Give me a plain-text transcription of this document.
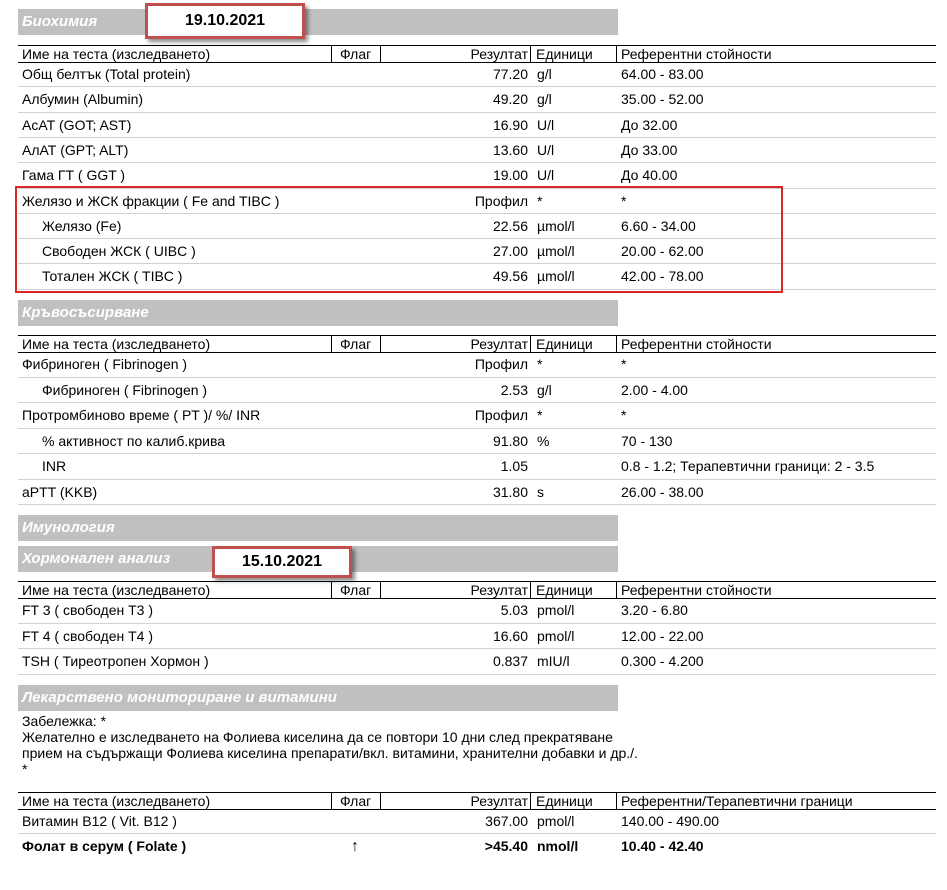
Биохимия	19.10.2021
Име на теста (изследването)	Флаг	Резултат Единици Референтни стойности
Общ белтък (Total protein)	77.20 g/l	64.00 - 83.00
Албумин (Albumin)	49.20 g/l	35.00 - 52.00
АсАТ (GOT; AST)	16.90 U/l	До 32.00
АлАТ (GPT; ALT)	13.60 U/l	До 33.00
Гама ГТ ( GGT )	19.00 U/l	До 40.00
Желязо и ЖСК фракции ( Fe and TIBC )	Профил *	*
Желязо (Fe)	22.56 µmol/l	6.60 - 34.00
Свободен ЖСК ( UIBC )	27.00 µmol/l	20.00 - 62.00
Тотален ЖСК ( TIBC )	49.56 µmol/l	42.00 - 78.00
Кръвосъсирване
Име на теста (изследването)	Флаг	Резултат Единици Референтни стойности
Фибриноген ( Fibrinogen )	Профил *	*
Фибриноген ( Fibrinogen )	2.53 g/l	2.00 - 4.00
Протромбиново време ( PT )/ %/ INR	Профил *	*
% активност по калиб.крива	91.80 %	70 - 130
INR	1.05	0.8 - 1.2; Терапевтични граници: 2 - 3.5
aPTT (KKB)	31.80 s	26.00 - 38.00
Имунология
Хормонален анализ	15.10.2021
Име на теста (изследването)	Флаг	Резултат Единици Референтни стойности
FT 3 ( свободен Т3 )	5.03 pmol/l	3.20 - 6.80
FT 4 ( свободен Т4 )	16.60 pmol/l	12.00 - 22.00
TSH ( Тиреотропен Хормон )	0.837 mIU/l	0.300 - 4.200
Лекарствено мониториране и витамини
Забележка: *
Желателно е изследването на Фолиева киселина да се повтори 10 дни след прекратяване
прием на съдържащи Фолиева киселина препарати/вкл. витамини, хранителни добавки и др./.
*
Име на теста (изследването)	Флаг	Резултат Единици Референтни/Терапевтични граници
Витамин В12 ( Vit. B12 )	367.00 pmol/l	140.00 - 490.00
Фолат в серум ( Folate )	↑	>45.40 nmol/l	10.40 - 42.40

══════════════════════════════

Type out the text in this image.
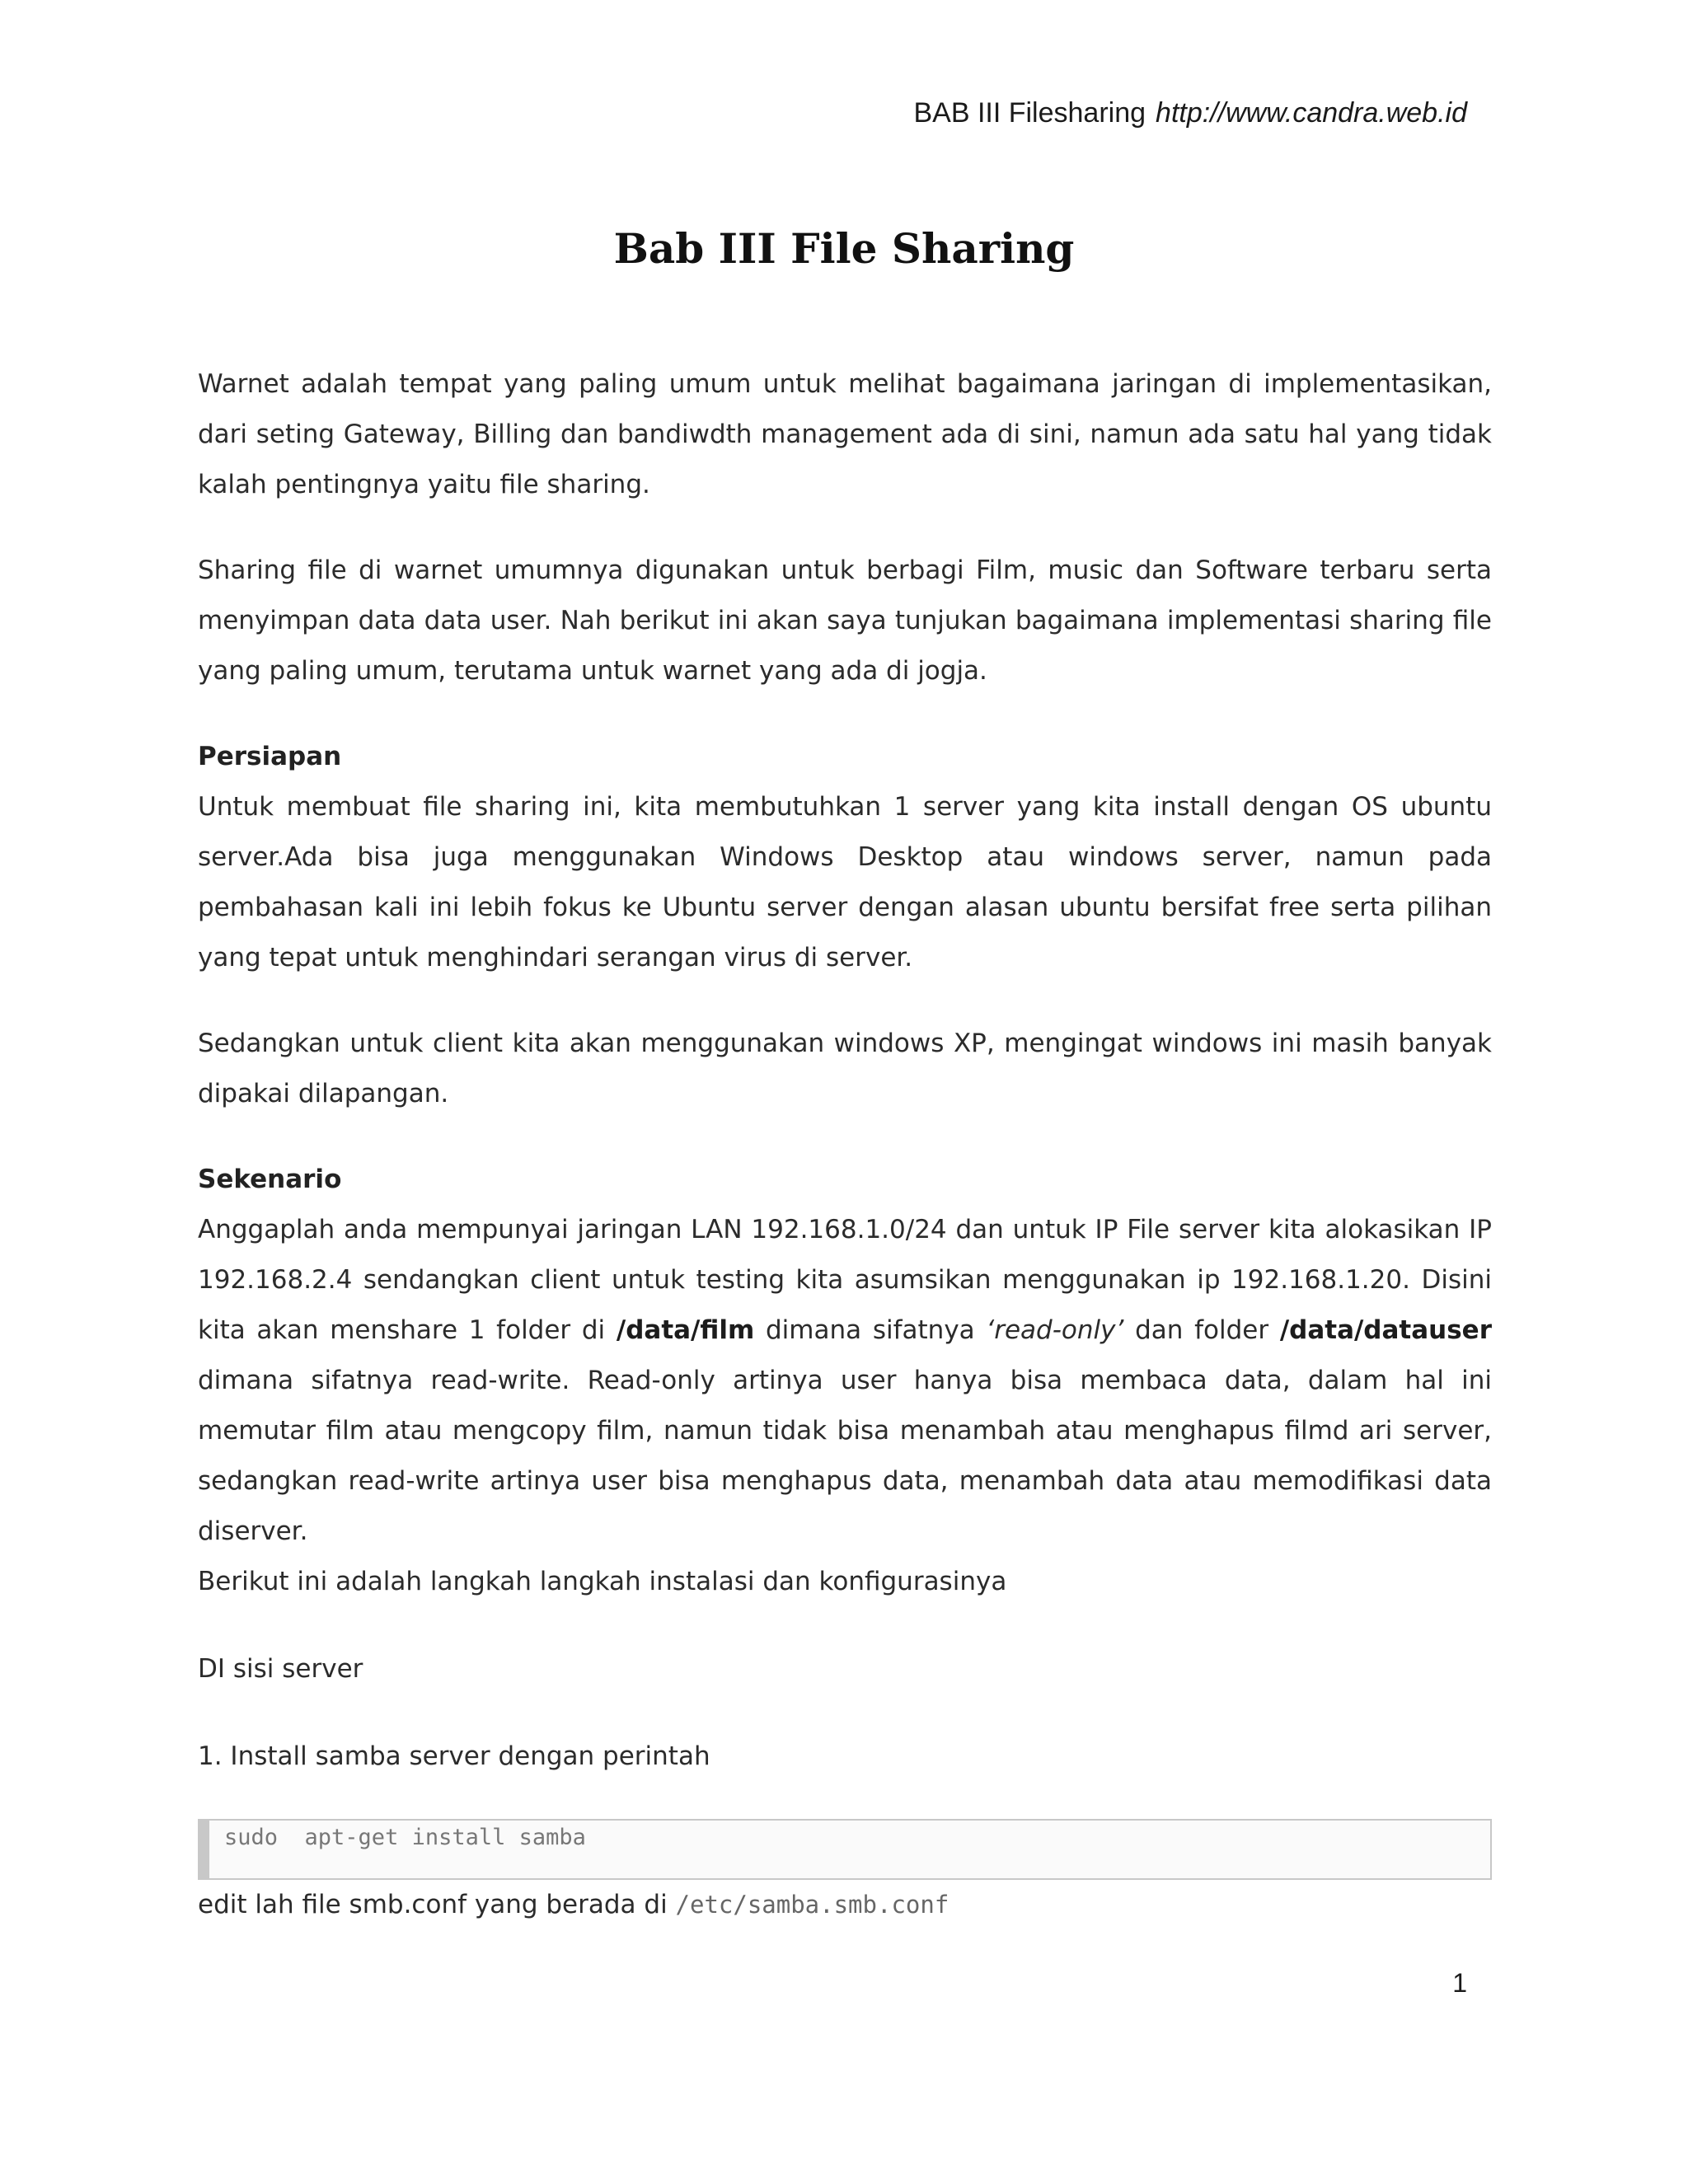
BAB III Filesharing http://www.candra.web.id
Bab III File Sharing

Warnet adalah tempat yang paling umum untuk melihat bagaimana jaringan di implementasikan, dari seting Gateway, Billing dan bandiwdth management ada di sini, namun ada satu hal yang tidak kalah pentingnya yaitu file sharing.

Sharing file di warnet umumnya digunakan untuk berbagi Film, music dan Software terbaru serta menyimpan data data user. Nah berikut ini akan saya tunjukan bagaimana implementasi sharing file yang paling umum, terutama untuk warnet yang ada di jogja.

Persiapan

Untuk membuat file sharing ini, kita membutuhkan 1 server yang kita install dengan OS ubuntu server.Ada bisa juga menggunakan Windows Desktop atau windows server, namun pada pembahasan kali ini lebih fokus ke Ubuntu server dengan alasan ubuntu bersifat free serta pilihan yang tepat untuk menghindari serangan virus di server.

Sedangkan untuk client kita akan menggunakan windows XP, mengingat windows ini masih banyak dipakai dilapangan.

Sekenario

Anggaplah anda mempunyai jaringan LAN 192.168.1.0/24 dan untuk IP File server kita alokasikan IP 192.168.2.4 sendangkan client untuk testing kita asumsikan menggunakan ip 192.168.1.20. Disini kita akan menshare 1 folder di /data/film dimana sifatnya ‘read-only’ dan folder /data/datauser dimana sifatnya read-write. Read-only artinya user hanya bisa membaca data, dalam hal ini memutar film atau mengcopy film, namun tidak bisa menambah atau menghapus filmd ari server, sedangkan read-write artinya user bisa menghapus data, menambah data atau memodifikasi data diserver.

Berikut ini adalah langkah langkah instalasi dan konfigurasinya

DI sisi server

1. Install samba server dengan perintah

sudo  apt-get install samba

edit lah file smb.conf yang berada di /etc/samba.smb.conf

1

══════════════════════════════

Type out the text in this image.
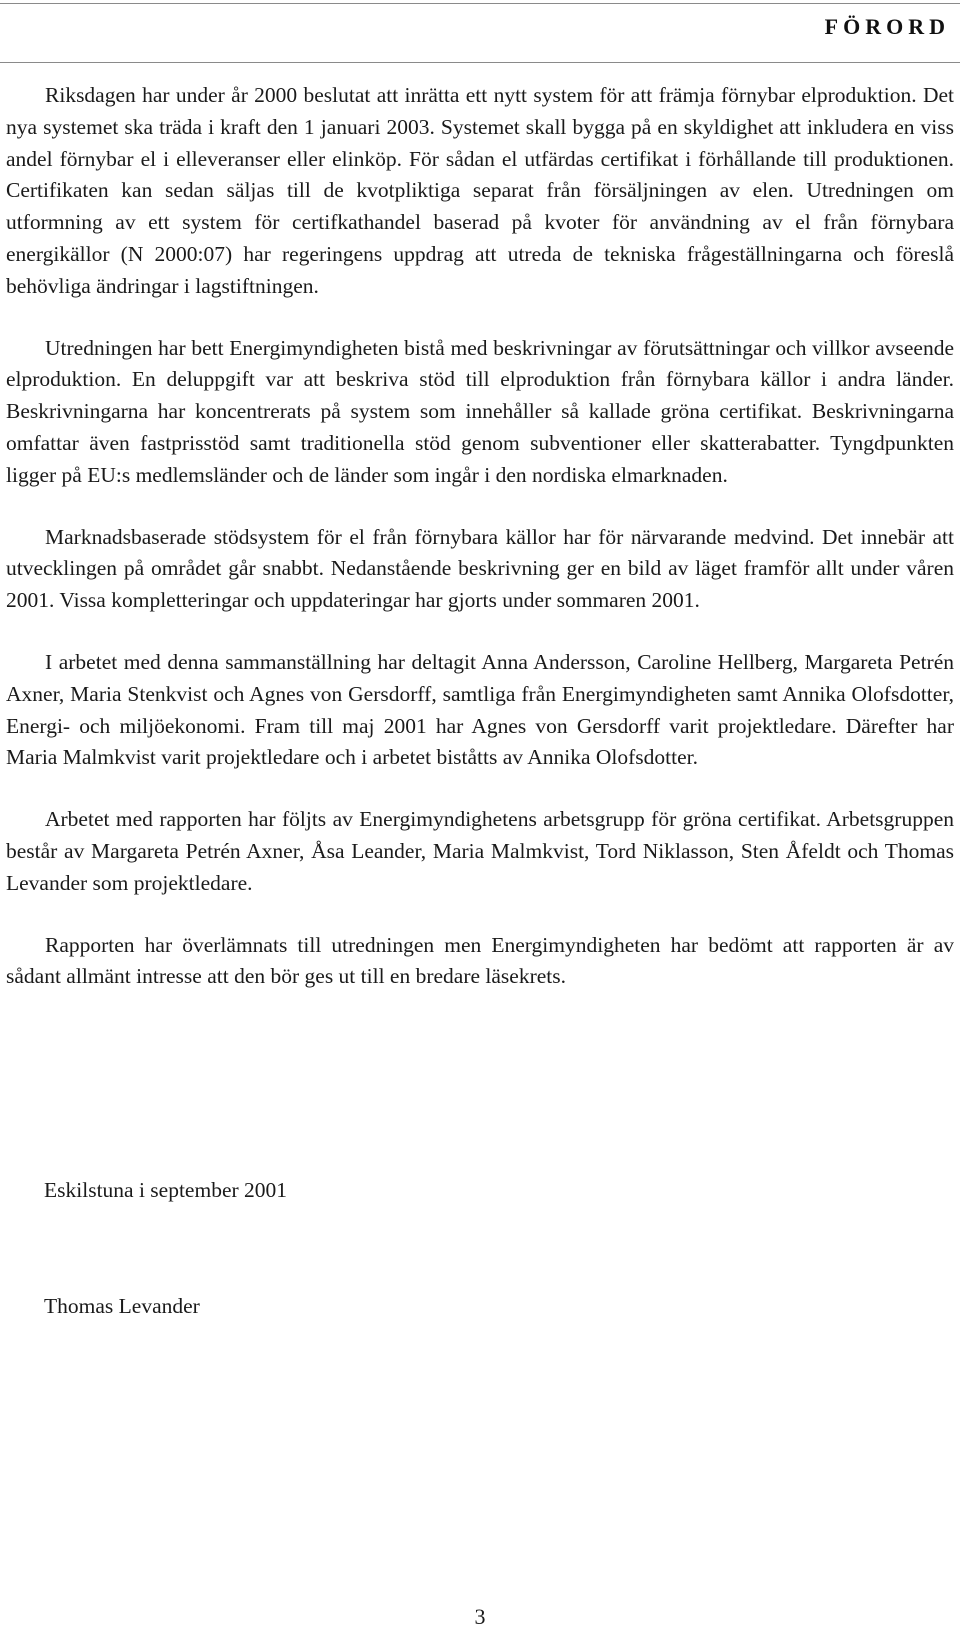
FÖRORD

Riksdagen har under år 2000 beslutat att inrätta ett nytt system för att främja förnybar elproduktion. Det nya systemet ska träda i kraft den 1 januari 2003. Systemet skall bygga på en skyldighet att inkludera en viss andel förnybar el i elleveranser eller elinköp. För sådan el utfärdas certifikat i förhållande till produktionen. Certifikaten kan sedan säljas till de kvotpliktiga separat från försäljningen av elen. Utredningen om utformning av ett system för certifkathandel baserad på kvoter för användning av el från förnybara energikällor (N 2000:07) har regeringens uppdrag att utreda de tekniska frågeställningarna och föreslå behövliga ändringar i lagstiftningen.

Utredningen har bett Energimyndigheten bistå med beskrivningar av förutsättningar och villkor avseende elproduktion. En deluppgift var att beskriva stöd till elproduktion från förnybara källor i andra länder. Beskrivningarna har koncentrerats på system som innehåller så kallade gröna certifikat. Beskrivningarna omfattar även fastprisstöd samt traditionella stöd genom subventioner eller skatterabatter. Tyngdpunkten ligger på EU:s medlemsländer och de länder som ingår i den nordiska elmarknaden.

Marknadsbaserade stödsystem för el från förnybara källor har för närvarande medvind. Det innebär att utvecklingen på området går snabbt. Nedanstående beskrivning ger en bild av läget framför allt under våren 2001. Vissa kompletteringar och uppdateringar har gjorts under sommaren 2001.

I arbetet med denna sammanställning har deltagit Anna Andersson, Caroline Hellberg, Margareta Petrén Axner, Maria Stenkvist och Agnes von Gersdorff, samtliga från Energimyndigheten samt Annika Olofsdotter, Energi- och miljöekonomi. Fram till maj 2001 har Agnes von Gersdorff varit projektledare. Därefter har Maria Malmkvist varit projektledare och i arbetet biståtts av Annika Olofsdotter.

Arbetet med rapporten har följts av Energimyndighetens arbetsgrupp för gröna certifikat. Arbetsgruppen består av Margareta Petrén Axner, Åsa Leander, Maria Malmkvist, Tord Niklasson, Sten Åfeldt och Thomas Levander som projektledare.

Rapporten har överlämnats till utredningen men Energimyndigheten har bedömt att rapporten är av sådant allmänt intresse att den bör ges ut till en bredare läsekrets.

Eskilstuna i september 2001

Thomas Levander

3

══════════════════════════════

Exercise aim — In the listing above, find every line with the word "bagaimana" and copy it out.

Exercise answer —
Warnet adalah tempat yang paling umum untuk melihat bagaimana jaringan di implementasikan, dari seting Gateway, Billing dan bandiwdth management ada di sini, namun ada satu hal yang tidak kalah pentingnya yaitu file sharing.
Sharing file di warnet umumnya digunakan untuk berbagi Film, music dan Software terbaru serta menyimpan data data user. Nah berikut ini akan saya tunjukan bagaimana implementasi sharing file yang paling umum, terutama untuk warnet yang ada di jogja.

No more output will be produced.